:: Input rows ::
——

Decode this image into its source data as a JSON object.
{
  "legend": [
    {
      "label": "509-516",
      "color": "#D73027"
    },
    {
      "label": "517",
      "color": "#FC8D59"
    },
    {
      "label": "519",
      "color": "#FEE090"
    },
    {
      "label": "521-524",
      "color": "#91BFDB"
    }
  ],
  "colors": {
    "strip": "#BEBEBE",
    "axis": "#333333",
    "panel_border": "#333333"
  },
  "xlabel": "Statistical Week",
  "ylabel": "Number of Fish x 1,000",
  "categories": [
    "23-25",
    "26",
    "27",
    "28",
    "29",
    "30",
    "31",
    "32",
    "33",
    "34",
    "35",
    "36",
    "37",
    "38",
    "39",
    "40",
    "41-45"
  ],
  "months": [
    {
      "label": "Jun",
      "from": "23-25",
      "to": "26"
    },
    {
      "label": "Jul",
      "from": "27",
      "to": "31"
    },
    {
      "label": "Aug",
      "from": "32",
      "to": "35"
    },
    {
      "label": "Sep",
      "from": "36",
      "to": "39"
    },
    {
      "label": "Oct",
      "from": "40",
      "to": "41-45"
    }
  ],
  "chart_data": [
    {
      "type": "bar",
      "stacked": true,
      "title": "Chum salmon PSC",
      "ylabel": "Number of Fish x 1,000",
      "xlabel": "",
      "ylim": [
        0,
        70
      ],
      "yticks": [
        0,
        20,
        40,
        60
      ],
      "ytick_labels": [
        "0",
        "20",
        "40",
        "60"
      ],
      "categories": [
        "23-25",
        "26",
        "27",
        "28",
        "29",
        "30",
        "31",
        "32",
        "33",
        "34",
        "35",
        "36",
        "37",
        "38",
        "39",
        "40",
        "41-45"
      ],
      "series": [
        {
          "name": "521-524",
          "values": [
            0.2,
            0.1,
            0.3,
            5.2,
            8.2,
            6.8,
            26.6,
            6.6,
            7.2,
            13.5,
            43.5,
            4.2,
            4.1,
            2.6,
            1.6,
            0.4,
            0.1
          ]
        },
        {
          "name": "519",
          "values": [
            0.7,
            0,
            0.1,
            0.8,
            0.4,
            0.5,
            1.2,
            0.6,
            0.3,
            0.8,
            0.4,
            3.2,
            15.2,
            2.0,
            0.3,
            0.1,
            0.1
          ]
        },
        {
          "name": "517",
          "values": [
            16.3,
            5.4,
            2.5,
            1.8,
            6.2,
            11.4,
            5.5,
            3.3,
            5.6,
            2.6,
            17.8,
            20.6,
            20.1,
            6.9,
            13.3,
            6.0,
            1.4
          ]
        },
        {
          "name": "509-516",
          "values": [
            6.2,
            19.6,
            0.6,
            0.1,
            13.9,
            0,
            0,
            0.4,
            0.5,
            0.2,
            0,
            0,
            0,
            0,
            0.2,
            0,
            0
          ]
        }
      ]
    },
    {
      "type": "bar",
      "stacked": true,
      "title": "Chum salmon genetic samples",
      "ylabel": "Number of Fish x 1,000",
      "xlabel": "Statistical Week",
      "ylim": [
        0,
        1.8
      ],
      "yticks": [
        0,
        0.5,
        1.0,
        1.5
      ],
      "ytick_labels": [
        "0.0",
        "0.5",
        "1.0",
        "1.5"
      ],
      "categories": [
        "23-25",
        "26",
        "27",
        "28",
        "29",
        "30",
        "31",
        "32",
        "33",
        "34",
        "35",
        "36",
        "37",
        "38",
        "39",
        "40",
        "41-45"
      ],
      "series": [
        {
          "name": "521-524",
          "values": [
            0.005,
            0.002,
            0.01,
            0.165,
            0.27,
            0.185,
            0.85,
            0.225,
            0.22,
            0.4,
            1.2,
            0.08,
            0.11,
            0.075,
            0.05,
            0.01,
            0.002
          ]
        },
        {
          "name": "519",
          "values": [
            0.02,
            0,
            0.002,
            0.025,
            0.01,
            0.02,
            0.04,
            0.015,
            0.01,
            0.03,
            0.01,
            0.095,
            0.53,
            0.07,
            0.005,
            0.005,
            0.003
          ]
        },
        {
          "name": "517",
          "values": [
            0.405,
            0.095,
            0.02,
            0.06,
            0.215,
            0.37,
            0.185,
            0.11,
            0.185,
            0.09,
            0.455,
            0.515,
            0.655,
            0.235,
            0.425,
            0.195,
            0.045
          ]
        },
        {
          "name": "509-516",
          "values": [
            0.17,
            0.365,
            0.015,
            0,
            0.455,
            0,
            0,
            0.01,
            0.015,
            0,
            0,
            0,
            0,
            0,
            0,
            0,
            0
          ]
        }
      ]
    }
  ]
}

——

:: Stated exercise ::
Copy the material above back out, exactly as written.

:: Task result ::
Decode this image into its source data as a JSON object.
{
  "legend": [
    {
      "label": "509-516",
      "color": "#D73027"
    },
    {
      "label": "517",
      "color": "#FC8D59"
    },
    {
      "label": "519",
      "color": "#FEE090"
    },
    {
      "label": "521-524",
      "color": "#91BFDB"
    }
  ],
  "colors": {
    "strip": "#BEBEBE",
    "axis": "#333333",
    "panel_border": "#333333"
  },
  "xlabel": "Statistical Week",
  "ylabel": "Number of Fish x 1,000",
  "categories": [
    "23-25",
    "26",
    "27",
    "28",
    "29",
    "30",
    "31",
    "32",
    "33",
    "34",
    "35",
    "36",
    "37",
    "38",
    "39",
    "40",
    "41-45"
  ],
  "months": [
    {
      "label": "Jun",
      "from": "23-25",
      "to": "26"
    },
    {
      "label": "Jul",
      "from": "27",
      "to": "31"
    },
    {
      "label": "Aug",
      "from": "32",
      "to": "35"
    },
    {
      "label": "Sep",
      "from": "36",
      "to": "39"
    },
    {
      "label": "Oct",
      "from": "40",
      "to": "41-45"
    }
  ],
  "chart_data": [
    {
      "type": "bar",
      "stacked": true,
      "title": "Chum salmon PSC",
      "ylabel": "Number of Fish x 1,000",
      "xlabel": "",
      "ylim": [
        0,
        70
      ],
      "yticks": [
        0,
        20,
        40,
        60
      ],
      "ytick_labels": [
        "0",
        "20",
        "40",
        "60"
      ],
      "categories": [
        "23-25",
        "26",
        "27",
        "28",
        "29",
        "30",
        "31",
        "32",
        "33",
        "34",
        "35",
        "36",
        "37",
        "38",
        "39",
        "40",
        "41-45"
      ],
      "series": [
        {
          "name": "521-524",
          "values": [
            0.2,
            0.1,
            0.3,
            5.2,
            8.2,
            6.8,
            26.6,
            6.6,
            7.2,
            13.5,
            43.5,
            4.2,
            4.1,
            2.6,
            1.6,
            0.4,
            0.1
          ]
        },
        {
          "name": "519",
          "values": [
            0.7,
            0,
            0.1,
            0.8,
            0.4,
            0.5,
            1.2,
            0.6,
            0.3,
            0.8,
            0.4,
            3.2,
            15.2,
            2.0,
            0.3,
            0.1,
            0.1
          ]
        },
        {
          "name": "517",
          "values": [
            16.3,
            5.4,
            2.5,
            1.8,
            6.2,
            11.4,
            5.5,
            3.3,
            5.6,
            2.6,
            17.8,
            20.6,
            20.1,
            6.9,
            13.3,
            6.0,
            1.4
          ]
        },
        {
          "name": "509-516",
          "values": [
            6.2,
            19.6,
            0.6,
            0.1,
            13.9,
            0,
            0,
            0.4,
            0.5,
            0.2,
            0,
            0,
            0,
            0,
            0.2,
            0,
            0
          ]
        }
      ]
    },
    {
      "type": "bar",
      "stacked": true,
      "title": "Chum salmon genetic samples",
      "ylabel": "Number of Fish x 1,000",
      "xlabel": "Statistical Week",
      "ylim": [
        0,
        1.8
      ],
      "yticks": [
        0,
        0.5,
        1.0,
        1.5
      ],
      "ytick_labels": [
        "0.0",
        "0.5",
        "1.0",
        "1.5"
      ],
      "categories": [
        "23-25",
        "26",
        "27",
        "28",
        "29",
        "30",
        "31",
        "32",
        "33",
        "34",
        "35",
        "36",
        "37",
        "38",
        "39",
        "40",
        "41-45"
      ],
      "series": [
        {
          "name": "521-524",
          "values": [
            0.005,
            0.002,
            0.01,
            0.165,
            0.27,
            0.185,
            0.85,
            0.225,
            0.22,
            0.4,
            1.2,
            0.08,
            0.11,
            0.075,
            0.05,
            0.01,
            0.002
          ]
        },
        {
          "name": "519",
          "values": [
            0.02,
            0,
            0.002,
            0.025,
            0.01,
            0.02,
            0.04,
            0.015,
            0.01,
            0.03,
            0.01,
            0.095,
            0.53,
            0.07,
            0.005,
            0.005,
            0.003
          ]
        },
        {
          "name": "517",
          "values": [
            0.405,
            0.095,
            0.02,
            0.06,
            0.215,
            0.37,
            0.185,
            0.11,
            0.185,
            0.09,
            0.455,
            0.515,
            0.655,
            0.235,
            0.425,
            0.195,
            0.045
          ]
        },
        {
          "name": "509-516",
          "values": [
            0.17,
            0.365,
            0.015,
            0,
            0.455,
            0,
            0,
            0.01,
            0.015,
            0,
            0,
            0,
            0,
            0,
            0,
            0,
            0
          ]
        }
      ]
    }
  ]
}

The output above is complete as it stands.